Element boundary records:
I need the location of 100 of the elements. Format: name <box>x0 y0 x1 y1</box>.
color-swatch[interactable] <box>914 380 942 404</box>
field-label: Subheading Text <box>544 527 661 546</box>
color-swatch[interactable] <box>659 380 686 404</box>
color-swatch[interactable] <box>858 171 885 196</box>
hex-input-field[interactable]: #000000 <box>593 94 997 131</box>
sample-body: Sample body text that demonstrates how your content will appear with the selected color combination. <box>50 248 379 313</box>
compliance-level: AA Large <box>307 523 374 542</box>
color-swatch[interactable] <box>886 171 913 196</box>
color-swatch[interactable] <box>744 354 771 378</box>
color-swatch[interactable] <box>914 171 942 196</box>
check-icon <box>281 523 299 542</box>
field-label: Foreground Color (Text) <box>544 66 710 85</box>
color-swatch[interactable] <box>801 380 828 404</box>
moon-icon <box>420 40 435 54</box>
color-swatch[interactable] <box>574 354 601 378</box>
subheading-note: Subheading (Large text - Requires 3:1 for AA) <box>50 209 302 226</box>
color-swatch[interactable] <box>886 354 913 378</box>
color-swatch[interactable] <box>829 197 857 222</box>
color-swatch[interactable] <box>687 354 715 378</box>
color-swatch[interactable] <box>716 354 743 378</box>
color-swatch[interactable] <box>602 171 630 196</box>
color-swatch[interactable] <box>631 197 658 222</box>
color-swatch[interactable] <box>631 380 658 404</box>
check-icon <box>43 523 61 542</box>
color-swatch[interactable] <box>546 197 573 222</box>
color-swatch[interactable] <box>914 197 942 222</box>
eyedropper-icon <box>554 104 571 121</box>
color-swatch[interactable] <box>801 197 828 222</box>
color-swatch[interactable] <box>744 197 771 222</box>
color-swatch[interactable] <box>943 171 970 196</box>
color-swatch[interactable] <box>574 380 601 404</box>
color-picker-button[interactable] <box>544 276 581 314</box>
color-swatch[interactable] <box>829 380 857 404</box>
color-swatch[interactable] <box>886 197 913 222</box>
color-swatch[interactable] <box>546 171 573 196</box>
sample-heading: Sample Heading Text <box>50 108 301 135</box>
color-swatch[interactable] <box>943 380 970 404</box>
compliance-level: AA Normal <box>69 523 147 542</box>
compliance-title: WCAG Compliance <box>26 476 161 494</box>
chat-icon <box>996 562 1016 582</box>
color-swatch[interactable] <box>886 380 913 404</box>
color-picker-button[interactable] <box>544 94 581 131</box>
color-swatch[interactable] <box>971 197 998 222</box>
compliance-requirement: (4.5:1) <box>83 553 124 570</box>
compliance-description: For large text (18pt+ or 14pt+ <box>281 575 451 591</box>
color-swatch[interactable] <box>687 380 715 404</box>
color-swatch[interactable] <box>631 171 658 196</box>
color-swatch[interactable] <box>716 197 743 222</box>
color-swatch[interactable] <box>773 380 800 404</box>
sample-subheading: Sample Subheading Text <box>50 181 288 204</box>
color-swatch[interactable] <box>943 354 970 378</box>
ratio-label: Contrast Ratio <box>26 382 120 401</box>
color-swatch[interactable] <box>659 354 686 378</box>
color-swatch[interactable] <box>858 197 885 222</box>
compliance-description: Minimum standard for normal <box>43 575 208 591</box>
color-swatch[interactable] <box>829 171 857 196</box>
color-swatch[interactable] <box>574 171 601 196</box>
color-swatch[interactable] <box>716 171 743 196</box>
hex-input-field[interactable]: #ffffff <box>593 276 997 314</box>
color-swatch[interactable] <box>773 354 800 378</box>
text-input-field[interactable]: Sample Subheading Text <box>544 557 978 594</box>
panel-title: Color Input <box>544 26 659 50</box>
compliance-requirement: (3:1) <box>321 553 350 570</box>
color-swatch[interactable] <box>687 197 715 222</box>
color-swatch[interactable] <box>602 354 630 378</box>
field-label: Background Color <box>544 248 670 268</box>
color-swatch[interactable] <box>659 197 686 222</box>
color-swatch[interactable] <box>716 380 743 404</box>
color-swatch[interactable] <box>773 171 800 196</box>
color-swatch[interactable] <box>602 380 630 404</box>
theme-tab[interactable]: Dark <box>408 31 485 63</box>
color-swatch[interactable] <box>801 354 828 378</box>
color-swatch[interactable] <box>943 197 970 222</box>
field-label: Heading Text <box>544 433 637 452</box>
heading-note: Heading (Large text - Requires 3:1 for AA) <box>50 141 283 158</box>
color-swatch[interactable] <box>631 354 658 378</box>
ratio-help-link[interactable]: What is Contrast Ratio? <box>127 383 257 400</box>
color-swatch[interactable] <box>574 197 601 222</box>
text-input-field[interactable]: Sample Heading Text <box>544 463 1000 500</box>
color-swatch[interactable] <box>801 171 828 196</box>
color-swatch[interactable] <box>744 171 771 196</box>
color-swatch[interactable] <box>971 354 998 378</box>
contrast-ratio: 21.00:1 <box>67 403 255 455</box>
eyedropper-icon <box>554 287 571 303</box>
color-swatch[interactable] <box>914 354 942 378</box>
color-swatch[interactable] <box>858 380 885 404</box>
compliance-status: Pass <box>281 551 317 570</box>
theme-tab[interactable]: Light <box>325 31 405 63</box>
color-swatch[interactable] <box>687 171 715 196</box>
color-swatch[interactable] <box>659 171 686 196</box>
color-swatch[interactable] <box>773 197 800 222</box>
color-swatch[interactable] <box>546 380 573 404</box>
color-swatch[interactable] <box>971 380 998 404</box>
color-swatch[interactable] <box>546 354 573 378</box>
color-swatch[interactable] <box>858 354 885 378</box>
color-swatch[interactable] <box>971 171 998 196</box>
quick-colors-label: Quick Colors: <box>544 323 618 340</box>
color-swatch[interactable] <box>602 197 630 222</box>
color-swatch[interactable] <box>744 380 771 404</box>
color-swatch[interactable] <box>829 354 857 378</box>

◆ **Short problem**
Please count how many lines in the material above contain the string "label" with matching case, and reply with only that number.

◆ **Complete response**
6